> [STATED TASK] Tally the lines of the data that include the word "John" and state the total, nothing else.

Data extracted from a collection:
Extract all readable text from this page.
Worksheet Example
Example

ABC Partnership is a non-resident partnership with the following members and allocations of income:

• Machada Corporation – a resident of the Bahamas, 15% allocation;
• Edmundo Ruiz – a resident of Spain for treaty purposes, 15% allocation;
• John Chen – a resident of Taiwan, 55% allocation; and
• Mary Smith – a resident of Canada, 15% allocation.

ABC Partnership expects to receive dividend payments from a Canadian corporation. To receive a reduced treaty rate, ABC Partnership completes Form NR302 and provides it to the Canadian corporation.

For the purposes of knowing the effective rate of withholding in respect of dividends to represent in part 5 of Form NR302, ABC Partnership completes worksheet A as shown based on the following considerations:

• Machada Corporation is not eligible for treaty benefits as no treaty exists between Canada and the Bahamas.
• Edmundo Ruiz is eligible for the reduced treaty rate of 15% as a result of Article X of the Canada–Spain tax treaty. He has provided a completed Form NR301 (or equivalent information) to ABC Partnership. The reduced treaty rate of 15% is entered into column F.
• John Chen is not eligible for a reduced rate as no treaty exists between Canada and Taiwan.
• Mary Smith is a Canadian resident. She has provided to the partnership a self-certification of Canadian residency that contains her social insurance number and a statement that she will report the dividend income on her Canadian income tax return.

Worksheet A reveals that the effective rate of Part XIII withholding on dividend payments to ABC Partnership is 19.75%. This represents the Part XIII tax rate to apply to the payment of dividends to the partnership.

> [TASK RESULT] 2